▸ **TASK TO COMPLETE**:
Give all of the lines again, with nothing added or dropped.

--- Start of STORED ROWS ---

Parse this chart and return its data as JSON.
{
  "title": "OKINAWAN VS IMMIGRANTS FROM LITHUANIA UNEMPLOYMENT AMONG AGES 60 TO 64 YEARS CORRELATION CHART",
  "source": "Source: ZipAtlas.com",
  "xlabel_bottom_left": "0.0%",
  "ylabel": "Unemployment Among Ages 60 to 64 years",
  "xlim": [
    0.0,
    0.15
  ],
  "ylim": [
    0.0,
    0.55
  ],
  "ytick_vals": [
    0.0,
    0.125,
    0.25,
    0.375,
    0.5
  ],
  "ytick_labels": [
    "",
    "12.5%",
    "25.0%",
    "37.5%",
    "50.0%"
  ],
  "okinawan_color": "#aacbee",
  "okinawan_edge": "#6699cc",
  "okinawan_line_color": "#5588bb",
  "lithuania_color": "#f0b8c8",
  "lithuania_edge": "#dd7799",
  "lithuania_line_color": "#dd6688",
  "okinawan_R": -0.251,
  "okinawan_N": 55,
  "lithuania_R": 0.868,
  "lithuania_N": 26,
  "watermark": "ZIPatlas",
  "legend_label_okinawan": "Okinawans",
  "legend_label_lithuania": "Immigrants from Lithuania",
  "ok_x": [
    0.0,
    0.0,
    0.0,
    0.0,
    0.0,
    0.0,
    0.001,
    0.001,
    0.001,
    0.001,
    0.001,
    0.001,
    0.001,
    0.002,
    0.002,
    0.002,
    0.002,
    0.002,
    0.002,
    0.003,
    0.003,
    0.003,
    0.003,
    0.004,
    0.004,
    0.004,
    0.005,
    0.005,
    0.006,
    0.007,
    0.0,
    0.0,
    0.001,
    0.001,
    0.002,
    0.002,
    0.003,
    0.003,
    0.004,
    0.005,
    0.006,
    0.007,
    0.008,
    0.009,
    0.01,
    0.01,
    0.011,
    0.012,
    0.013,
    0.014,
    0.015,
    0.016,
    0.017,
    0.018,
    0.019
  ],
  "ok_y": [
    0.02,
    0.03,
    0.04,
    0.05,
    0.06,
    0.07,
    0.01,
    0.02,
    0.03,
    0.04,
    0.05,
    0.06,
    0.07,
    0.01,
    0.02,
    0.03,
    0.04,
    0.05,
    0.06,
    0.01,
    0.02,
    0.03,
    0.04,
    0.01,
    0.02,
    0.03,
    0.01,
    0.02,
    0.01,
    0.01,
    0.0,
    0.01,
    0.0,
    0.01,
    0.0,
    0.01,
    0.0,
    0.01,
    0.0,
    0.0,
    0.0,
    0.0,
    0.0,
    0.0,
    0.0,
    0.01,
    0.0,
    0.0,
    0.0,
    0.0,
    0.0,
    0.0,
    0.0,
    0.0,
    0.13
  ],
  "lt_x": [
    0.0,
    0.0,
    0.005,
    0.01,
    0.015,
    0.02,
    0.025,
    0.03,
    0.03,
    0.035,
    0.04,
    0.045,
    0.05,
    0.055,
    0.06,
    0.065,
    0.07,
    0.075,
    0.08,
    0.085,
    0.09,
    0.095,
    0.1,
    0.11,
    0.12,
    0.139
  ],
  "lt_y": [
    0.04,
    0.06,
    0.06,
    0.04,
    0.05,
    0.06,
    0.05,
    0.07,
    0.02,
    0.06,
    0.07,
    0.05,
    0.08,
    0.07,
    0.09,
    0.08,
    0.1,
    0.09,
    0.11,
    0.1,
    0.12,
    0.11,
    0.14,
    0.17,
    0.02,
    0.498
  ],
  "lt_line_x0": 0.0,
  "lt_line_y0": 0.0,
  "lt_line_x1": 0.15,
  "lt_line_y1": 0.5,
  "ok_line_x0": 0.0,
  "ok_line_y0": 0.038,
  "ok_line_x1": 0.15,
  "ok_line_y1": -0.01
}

--- End of STORED ROWS ---

▸ **SOLVED PROBLEM**:
Parse this chart and return its data as JSON.
{
  "title": "OKINAWAN VS IMMIGRANTS FROM LITHUANIA UNEMPLOYMENT AMONG AGES 60 TO 64 YEARS CORRELATION CHART",
  "source": "Source: ZipAtlas.com",
  "xlabel_bottom_left": "0.0%",
  "ylabel": "Unemployment Among Ages 60 to 64 years",
  "xlim": [
    0.0,
    0.15
  ],
  "ylim": [
    0.0,
    0.55
  ],
  "ytick_vals": [
    0.0,
    0.125,
    0.25,
    0.375,
    0.5
  ],
  "ytick_labels": [
    "",
    "12.5%",
    "25.0%",
    "37.5%",
    "50.0%"
  ],
  "okinawan_color": "#aacbee",
  "okinawan_edge": "#6699cc",
  "okinawan_line_color": "#5588bb",
  "lithuania_color": "#f0b8c8",
  "lithuania_edge": "#dd7799",
  "lithuania_line_color": "#dd6688",
  "okinawan_R": -0.251,
  "okinawan_N": 55,
  "lithuania_R": 0.868,
  "lithuania_N": 26,
  "watermark": "ZIPatlas",
  "legend_label_okinawan": "Okinawans",
  "legend_label_lithuania": "Immigrants from Lithuania",
  "ok_x": [
    0.0,
    0.0,
    0.0,
    0.0,
    0.0,
    0.0,
    0.001,
    0.001,
    0.001,
    0.001,
    0.001,
    0.001,
    0.001,
    0.002,
    0.002,
    0.002,
    0.002,
    0.002,
    0.002,
    0.003,
    0.003,
    0.003,
    0.003,
    0.004,
    0.004,
    0.004,
    0.005,
    0.005,
    0.006,
    0.007,
    0.0,
    0.0,
    0.001,
    0.001,
    0.002,
    0.002,
    0.003,
    0.003,
    0.004,
    0.005,
    0.006,
    0.007,
    0.008,
    0.009,
    0.01,
    0.01,
    0.011,
    0.012,
    0.013,
    0.014,
    0.015,
    0.016,
    0.017,
    0.018,
    0.019
  ],
  "ok_y": [
    0.02,
    0.03,
    0.04,
    0.05,
    0.06,
    0.07,
    0.01,
    0.02,
    0.03,
    0.04,
    0.05,
    0.06,
    0.07,
    0.01,
    0.02,
    0.03,
    0.04,
    0.05,
    0.06,
    0.01,
    0.02,
    0.03,
    0.04,
    0.01,
    0.02,
    0.03,
    0.01,
    0.02,
    0.01,
    0.01,
    0.0,
    0.01,
    0.0,
    0.01,
    0.0,
    0.01,
    0.0,
    0.01,
    0.0,
    0.0,
    0.0,
    0.0,
    0.0,
    0.0,
    0.0,
    0.01,
    0.0,
    0.0,
    0.0,
    0.0,
    0.0,
    0.0,
    0.0,
    0.0,
    0.13
  ],
  "lt_x": [
    0.0,
    0.0,
    0.005,
    0.01,
    0.015,
    0.02,
    0.025,
    0.03,
    0.03,
    0.035,
    0.04,
    0.045,
    0.05,
    0.055,
    0.06,
    0.065,
    0.07,
    0.075,
    0.08,
    0.085,
    0.09,
    0.095,
    0.1,
    0.11,
    0.12,
    0.139
  ],
  "lt_y": [
    0.04,
    0.06,
    0.06,
    0.04,
    0.05,
    0.06,
    0.05,
    0.07,
    0.02,
    0.06,
    0.07,
    0.05,
    0.08,
    0.07,
    0.09,
    0.08,
    0.1,
    0.09,
    0.11,
    0.1,
    0.12,
    0.11,
    0.14,
    0.17,
    0.02,
    0.498
  ],
  "lt_line_x0": 0.0,
  "lt_line_y0": 0.0,
  "lt_line_x1": 0.15,
  "lt_line_y1": 0.5,
  "ok_line_x0": 0.0,
  "ok_line_y0": 0.038,
  "ok_line_x1": 0.15,
  "ok_line_y1": -0.01
}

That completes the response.